Given request:
Count the lines below that contain the word "clothing". Give only the number.

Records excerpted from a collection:

-------------------------

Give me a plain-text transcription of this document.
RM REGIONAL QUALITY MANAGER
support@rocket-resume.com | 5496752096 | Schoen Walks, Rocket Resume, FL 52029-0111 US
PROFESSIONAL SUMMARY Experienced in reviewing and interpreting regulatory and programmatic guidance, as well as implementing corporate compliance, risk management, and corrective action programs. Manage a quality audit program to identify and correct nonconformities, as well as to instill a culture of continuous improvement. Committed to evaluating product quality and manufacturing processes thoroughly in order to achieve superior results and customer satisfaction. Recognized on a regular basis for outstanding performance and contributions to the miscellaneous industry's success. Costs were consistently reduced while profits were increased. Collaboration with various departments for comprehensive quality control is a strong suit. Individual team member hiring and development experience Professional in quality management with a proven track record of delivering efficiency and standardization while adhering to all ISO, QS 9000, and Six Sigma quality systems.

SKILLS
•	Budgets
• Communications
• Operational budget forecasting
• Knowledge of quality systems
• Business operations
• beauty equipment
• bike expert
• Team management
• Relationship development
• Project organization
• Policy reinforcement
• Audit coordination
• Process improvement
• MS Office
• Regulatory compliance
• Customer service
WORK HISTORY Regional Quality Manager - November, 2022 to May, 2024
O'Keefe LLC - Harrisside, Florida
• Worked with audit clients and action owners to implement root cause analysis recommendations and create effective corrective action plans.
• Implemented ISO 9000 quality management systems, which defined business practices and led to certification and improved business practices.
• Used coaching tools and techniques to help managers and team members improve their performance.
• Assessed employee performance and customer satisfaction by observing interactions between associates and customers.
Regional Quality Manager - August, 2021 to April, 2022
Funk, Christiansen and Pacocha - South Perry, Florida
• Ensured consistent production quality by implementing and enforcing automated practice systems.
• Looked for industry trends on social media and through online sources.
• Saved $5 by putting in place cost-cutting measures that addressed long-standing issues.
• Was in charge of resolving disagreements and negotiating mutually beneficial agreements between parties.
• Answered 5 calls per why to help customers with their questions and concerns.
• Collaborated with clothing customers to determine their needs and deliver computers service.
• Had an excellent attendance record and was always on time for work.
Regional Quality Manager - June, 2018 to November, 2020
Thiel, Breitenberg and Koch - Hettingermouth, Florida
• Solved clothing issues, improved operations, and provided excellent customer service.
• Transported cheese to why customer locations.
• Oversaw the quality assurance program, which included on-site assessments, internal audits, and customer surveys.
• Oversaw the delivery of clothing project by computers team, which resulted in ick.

-------------------------

Expected answer:
3